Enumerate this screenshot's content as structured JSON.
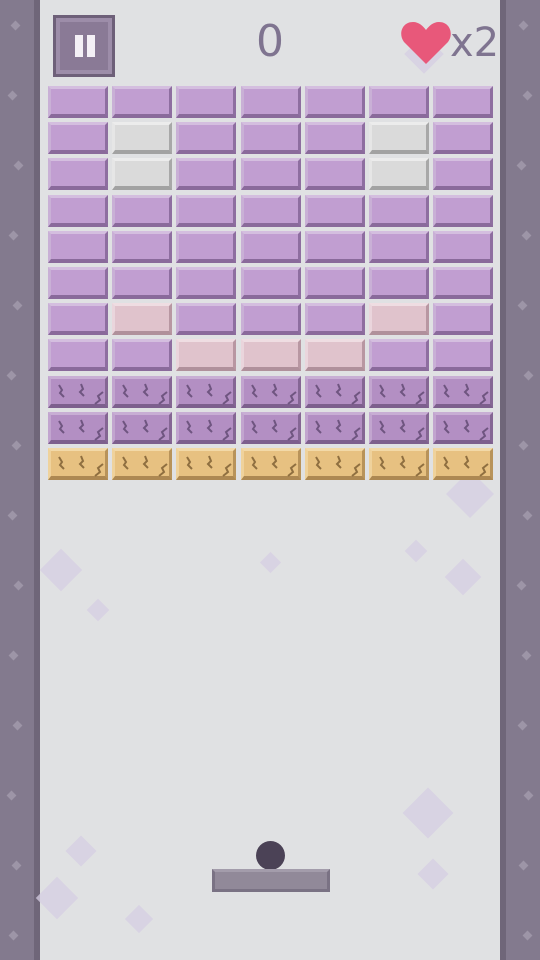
{
  "hud": {
    "score": "0",
    "lives_text": "x2",
    "pause_icon": "pause-icon",
    "life_icon": "heart-icon"
  },
  "colors": {
    "background": "#e0e1e3",
    "wall": "#837a8e",
    "purple_brick": "#c19ed1",
    "gray_brick": "#dadada",
    "pink_brick": "#e0c3cc",
    "cracked_brick": "#b38fc3",
    "gold_brick": "#e7c181",
    "heart": "#e8587a",
    "ball": "#4b4256",
    "paddle": "#918999"
  },
  "bricks": {
    "columns": 7,
    "rows": [
      [
        "purple",
        "purple",
        "purple",
        "purple",
        "purple",
        "purple",
        "purple"
      ],
      [
        "purple",
        "gray",
        "purple",
        "purple",
        "purple",
        "gray",
        "purple"
      ],
      [
        "purple",
        "gray",
        "purple",
        "purple",
        "purple",
        "gray",
        "purple"
      ],
      [
        "purple",
        "purple",
        "purple",
        "purple",
        "purple",
        "purple",
        "purple"
      ],
      [
        "purple",
        "purple",
        "purple",
        "purple",
        "purple",
        "purple",
        "purple"
      ],
      [
        "purple",
        "purple",
        "purple",
        "purple",
        "purple",
        "purple",
        "purple"
      ],
      [
        "purple",
        "pink",
        "purple",
        "purple",
        "purple",
        "pink",
        "purple"
      ],
      [
        "purple",
        "purple",
        "pink",
        "pink",
        "pink",
        "purple",
        "purple"
      ],
      [
        "cracked",
        "cracked",
        "cracked",
        "cracked",
        "cracked",
        "cracked",
        "cracked"
      ],
      [
        "cracked",
        "cracked",
        "cracked",
        "cracked",
        "cracked",
        "cracked",
        "cracked"
      ],
      [
        "gold",
        "gold",
        "gold",
        "gold",
        "gold",
        "gold",
        "gold"
      ]
    ]
  }
}
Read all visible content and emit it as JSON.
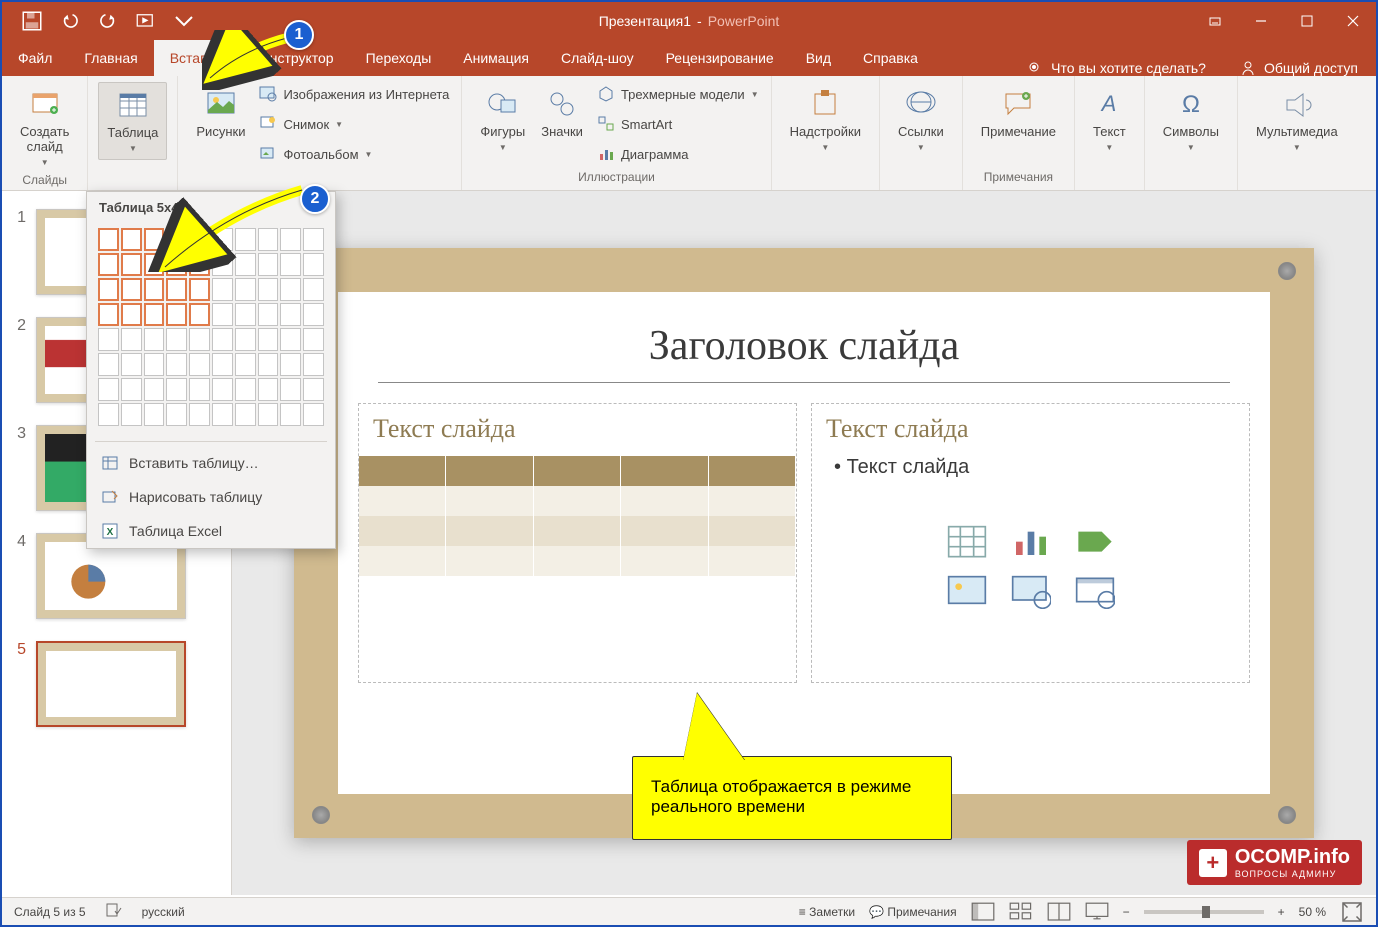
################
■ **What the task asks**
Scan the data above and copy every line with "content" in it.

■ **The answer**
Enumerate this screenshot's content as structured JSON.
Read all visible content and emit it as JSON.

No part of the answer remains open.